Reportagem:
::::::::::

Na disputa por verbas estatais, cineastas do Nordeste reagem à "articulação" do Sudeste com o ministro José Dirceu

"Cineminha" declara guerra ao "cinemão"

Rodrigo Petterson
O cineasta cearense Wolney Oliveira, que reúne assinaturas para documento que enviará a Brasília


SILVANA ARANTES
ENVIADA ESPECIAL A FORTALEZA

"Isolados, não temos o mesmo poder de fogo deles. Mas, se formos todos juntos, é bala contra bala." Quem mede as forças em jogo e delineia a batalha que se avizinha é o cineasta cearense Wolney Oliveira ("Milagre em Juazeiro").
O diretor está reunindo assinaturas de profissionais do Norte e do Nordeste para um documento que será encaminhado na próxima semana aos ministros José Dirceu (Casa Civil), Antonio Palocci Filho (Fazenda) e Gilberto Gil (Cultura).
"É uma resposta a esta articulação de bastidores do "cinemão'", diz Oliveira. Ele se refere à reunião que Dirceu teve no Rio, neste mês, com o produtor Luiz Carlos Barreto, os cineastas Roberto Farias ("Pra Frente, Brasil"), Paulo Thiago ("O Vestido"), André Sturm ("Sonhos Tropicais") e o exibidor Luiz Severiano Ribeiro.
O grupo pediu o encontro para dizer ao chefe da Casa Civil que a "pulverização" de recursos destinados ao cinema pelas empresas estatais prejudica a atividade.
No fim deste mês, a Petrobras, maior patrocinadora de filmes nacionais, divulgará a lista dos projetos aos quais destinará R$ 19,6 milhões em patrocínio.

::::::::::

Dados de entrada:
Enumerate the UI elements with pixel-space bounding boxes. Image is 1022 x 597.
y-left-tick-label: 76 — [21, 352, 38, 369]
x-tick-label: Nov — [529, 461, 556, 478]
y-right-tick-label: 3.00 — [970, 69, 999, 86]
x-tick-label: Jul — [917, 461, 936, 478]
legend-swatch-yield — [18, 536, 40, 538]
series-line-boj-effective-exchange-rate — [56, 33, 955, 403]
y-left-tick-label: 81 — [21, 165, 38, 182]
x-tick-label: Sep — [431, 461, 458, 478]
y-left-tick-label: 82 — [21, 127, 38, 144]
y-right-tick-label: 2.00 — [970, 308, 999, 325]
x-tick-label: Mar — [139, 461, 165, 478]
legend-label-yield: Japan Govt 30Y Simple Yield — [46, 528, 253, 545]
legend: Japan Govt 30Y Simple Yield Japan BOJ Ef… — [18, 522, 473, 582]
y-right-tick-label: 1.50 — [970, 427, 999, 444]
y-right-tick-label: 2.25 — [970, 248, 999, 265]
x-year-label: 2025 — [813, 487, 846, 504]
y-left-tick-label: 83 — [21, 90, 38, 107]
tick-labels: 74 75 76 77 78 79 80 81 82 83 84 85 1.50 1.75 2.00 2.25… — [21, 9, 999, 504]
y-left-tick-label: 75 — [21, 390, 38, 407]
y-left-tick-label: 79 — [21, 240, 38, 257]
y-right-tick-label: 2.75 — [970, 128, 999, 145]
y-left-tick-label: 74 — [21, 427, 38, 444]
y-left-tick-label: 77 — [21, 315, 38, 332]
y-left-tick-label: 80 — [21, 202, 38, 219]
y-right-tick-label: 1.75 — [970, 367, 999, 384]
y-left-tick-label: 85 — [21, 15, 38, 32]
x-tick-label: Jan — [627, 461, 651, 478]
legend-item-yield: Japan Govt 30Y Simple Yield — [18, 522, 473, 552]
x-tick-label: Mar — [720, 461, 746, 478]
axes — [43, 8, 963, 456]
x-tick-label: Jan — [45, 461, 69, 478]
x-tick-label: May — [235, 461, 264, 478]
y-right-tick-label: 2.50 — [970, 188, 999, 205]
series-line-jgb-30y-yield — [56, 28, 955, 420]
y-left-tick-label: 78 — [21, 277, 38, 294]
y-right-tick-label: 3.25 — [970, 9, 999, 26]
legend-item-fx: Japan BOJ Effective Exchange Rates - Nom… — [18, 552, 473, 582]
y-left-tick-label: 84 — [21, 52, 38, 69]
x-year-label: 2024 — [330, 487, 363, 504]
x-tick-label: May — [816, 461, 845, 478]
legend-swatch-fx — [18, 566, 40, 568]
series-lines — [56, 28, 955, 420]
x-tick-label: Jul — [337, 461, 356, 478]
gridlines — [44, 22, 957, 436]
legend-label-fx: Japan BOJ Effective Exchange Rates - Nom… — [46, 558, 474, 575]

::::::::::

O que fazer:
(1) Por favor, reescreva de forma mais curta o parágrafo da reportagem que começa com "O diretor está reunindo assinaturas", mantendo seus fatos principais.
(2) Transforme em tabela Markdown as linhas das entradas, começando na primeira e terminando na que contém "y-right-tick-label: 3.25 — [970, 9, 999, 26]", ambas incluídas. Omita as linhas em branco e use as colunas "Nº" e "Linha".
A reportagem e as entradas vêm de fontes diferentes.

Respostas:
(1) Wolney Oliveira coleta assinaturas de profissionais do Norte e do Nordeste para um documento que, na próxima semana, será enviado aos ministros José Dirceu (Casa Civil), Antonio Palocci Filho (Fazenda) e Gilberto Gil (Cultura).

(2)
| Nº | Linha |
|---|---|
| 1 | Enumerate the UI elements with pixel-space bounding boxes. Image is 1022 x 597. |
| 2 | y-left-tick-label: 76 — [21, 352, 38, 369] |
| 3 | x-tick-label: Nov — [529, 461, 556, 478] |
| 4 | y-right-tick-label: 3.00 — [970, 69, 999, 86] |
| 5 | x-tick-label: Jul — [917, 461, 936, 478] |
| 6 | legend-swatch-yield — [18, 536, 40, 538] |
| 7 | series-line-boj-effective-exchange-rate — [56, 33, 955, 403] |
| 8 | y-left-tick-label: 81 — [21, 165, 38, 182] |
| 9 | x-tick-label: Sep — [431, 461, 458, 478] |
| 10 | y-left-tick-label: 82 — [21, 127, 38, 144] |
| 11 | y-right-tick-label: 2.00 — [970, 308, 999, 325] |
| 12 | x-tick-label: Mar — [139, 461, 165, 478] |
| 13 | legend-label-yield: Japan Govt 30Y Simple Yield — [46, 528, 253, 545] |
| 14 | legend: Japan Govt 30Y Simple Yield Japan BOJ Ef… — [18, 522, 473, 582] |
| 15 | y-right-tick-label: 1.50 — [970, 427, 999, 444] |
| 16 | y-right-tick-label: 2.25 — [970, 248, 999, 265] |
| 17 | x-year-label: 2025 — [813, 487, 846, 504] |
| 18 | y-left-tick-label: 83 — [21, 90, 38, 107] |
| 19 | tick-labels: 74 75 76 77 78 79 80 81 82 83 84 85 1.50 1.75 2.00 2.25… — [21, 9, 999, 504] |
| 20 | y-left-tick-label: 75 — [21, 390, 38, 407] |
| 21 | y-left-tick-label: 79 — [21, 240, 38, 257] |
| 22 | y-right-tick-label: 2.75 — [970, 128, 999, 145] |
| 23 | y-left-tick-label: 74 — [21, 427, 38, 444] |
| 24 | y-left-tick-label: 77 — [21, 315, 38, 332] |
| 25 | y-left-tick-label: 80 — [21, 202, 38, 219] |
| 26 | y-right-tick-label: 1.75 — [970, 367, 999, 384] |
| 27 | y-left-tick-label: 85 — [21, 15, 38, 32] |
| 28 | x-tick-label: Jan — [627, 461, 651, 478] |
| 29 | legend-item-yield: Japan Govt 30Y Simple Yield — [18, 522, 473, 552] |
| 30 | x-tick-label: Mar — [720, 461, 746, 478] |
| 31 | axes — [43, 8, 963, 456] |
| 32 | x-tick-label: Jan — [45, 461, 69, 478] |
| 33 | x-tick-label: May — [235, 461, 264, 478] |
| 34 | y-right-tick-label: 2.50 — [970, 188, 999, 205] |
| 35 | series-line-jgb-30y-yield — [56, 28, 955, 420] |
| 36 | y-left-tick-label: 78 — [21, 277, 38, 294] |
| 37 | y-right-tick-label: 3.25 — [970, 9, 999, 26] |